Scan the lines below for the word "mobilizable". Copy each line you find it in.
======== DATA ENTRIES ========
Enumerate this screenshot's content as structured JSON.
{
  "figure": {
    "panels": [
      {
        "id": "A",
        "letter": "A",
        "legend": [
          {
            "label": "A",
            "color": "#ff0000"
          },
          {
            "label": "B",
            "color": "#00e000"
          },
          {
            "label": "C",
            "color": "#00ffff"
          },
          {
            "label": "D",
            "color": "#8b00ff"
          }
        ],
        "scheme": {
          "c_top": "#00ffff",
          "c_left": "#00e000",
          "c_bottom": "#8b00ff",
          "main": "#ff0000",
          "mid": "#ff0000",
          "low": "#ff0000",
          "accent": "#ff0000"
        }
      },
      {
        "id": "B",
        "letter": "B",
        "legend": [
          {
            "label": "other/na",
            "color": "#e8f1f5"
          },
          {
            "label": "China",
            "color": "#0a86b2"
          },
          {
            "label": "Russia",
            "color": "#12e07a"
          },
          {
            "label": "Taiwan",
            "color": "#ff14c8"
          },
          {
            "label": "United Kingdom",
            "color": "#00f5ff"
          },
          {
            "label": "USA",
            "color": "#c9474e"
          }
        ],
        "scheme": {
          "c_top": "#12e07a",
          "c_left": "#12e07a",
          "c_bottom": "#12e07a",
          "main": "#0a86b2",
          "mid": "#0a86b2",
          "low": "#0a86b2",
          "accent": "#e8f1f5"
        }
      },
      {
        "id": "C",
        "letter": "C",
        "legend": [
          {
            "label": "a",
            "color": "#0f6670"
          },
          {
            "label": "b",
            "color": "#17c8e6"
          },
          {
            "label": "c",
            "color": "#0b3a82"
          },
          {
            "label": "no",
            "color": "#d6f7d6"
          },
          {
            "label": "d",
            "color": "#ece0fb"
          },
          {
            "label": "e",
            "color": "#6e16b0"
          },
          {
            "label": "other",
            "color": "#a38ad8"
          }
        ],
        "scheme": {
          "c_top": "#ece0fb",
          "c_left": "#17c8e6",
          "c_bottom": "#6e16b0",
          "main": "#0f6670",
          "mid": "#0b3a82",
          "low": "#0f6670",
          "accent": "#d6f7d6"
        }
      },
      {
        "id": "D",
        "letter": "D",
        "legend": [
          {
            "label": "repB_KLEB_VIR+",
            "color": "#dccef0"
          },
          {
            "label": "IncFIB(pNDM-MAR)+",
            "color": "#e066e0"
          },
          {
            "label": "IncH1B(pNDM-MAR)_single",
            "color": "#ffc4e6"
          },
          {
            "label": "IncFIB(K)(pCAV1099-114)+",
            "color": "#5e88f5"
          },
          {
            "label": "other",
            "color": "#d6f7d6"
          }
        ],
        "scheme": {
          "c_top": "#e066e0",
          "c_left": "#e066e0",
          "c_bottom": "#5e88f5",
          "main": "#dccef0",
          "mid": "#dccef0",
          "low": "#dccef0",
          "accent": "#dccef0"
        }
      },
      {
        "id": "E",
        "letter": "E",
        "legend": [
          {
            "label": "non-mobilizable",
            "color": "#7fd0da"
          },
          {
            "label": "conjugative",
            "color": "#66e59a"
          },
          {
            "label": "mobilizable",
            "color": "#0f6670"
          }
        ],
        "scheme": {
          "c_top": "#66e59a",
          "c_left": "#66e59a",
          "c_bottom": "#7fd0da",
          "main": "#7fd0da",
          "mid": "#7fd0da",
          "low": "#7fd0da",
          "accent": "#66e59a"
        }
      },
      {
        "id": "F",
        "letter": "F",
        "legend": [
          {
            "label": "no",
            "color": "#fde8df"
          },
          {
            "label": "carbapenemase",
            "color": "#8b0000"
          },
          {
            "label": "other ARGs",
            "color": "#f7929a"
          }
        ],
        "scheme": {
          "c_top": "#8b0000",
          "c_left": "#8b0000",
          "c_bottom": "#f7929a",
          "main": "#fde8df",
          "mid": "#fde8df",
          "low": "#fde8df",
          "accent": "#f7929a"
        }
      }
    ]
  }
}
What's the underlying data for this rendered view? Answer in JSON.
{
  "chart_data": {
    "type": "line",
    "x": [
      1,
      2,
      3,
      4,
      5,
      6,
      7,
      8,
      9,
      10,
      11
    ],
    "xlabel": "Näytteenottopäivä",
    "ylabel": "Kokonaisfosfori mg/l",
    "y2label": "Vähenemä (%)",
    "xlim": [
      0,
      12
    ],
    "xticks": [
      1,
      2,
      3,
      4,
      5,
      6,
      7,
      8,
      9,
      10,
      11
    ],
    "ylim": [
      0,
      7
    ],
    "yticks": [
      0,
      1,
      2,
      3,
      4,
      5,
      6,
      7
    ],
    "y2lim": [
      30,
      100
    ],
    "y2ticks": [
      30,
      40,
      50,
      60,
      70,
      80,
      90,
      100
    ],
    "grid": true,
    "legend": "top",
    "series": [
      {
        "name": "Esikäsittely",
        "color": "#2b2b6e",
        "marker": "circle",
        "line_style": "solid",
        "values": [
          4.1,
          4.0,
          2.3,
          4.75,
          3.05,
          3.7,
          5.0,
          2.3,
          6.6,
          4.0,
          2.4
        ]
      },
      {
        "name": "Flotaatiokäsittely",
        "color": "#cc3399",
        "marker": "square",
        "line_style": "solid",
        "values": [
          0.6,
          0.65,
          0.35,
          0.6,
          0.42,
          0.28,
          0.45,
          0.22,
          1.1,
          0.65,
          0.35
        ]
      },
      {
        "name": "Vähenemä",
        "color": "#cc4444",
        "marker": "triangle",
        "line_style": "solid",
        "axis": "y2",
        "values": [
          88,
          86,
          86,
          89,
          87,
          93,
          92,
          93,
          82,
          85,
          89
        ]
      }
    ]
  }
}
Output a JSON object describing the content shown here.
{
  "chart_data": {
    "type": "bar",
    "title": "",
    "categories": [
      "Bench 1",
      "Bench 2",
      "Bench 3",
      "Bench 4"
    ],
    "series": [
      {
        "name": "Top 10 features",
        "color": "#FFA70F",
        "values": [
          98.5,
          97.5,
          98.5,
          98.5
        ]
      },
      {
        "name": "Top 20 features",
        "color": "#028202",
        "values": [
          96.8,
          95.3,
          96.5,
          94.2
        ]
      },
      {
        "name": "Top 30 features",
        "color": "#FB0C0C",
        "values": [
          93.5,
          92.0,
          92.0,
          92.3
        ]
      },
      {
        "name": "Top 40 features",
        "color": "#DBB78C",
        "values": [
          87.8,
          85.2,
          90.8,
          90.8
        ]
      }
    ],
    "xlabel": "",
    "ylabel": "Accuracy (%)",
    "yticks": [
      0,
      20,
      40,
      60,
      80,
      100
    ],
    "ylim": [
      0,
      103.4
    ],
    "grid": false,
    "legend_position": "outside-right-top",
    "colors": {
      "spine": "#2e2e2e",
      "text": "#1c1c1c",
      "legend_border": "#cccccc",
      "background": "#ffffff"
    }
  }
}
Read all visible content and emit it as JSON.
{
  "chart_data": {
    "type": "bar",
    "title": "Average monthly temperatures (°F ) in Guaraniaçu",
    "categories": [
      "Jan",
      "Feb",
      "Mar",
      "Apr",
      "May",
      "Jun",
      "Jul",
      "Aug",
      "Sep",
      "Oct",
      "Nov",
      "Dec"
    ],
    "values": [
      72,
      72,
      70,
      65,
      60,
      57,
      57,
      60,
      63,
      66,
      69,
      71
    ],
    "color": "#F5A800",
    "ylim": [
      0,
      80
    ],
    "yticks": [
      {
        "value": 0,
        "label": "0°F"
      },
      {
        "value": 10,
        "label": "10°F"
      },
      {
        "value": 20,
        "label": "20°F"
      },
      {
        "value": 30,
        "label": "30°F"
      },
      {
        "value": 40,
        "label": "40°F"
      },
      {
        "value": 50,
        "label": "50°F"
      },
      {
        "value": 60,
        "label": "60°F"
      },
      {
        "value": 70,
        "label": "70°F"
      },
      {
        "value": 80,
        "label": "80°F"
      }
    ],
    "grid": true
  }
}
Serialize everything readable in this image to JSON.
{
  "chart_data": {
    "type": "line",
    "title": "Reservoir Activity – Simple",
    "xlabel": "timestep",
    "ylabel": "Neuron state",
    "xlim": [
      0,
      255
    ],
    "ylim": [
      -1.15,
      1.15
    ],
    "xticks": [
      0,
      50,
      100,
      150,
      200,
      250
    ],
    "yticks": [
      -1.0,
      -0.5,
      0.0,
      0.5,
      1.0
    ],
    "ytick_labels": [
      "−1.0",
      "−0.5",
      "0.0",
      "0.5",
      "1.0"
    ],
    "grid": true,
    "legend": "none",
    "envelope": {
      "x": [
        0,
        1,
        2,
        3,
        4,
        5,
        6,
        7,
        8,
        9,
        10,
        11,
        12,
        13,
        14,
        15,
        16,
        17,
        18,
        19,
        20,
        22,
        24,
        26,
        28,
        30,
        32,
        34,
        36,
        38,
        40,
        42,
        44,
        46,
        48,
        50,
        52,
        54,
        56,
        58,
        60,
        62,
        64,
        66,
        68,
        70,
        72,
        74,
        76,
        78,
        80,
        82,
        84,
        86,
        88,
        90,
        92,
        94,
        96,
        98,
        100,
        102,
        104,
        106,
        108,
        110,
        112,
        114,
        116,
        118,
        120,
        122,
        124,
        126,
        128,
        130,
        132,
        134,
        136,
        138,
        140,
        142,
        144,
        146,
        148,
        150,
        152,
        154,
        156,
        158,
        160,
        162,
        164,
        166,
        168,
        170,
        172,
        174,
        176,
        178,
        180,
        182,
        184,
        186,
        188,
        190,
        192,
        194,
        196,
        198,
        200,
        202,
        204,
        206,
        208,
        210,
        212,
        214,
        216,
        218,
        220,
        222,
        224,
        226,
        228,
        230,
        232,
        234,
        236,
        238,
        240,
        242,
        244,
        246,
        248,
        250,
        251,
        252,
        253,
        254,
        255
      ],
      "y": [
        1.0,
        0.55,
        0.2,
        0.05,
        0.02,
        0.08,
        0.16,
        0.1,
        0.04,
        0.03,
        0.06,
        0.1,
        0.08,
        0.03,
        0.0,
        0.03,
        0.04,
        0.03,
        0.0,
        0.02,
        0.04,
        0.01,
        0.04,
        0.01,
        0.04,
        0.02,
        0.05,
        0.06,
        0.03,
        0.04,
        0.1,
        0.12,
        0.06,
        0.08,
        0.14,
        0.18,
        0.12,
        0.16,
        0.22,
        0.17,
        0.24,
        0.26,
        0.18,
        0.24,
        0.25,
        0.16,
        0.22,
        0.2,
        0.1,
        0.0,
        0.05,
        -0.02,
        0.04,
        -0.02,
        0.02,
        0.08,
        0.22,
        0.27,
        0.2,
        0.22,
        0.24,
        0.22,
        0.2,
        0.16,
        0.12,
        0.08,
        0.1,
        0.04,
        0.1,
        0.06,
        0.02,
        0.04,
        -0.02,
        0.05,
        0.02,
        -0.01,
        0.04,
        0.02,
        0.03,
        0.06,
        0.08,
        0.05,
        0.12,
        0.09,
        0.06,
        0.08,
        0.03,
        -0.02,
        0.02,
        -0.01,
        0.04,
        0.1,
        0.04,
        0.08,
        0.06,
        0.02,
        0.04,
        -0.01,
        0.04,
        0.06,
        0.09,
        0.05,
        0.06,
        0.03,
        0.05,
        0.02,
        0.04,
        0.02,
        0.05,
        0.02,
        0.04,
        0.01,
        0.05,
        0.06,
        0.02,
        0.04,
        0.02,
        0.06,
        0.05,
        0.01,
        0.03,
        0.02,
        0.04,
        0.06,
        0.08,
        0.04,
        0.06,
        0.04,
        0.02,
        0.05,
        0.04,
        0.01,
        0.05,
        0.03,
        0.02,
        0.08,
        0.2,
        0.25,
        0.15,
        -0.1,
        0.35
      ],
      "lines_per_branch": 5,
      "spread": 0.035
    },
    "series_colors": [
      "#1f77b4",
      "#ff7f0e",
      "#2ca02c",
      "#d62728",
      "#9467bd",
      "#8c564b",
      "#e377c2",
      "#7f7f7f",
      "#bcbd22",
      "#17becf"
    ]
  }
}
========
## COMPLETE RESPONSE
            "label": "non-mobilizable",
            "label": "mobilizable",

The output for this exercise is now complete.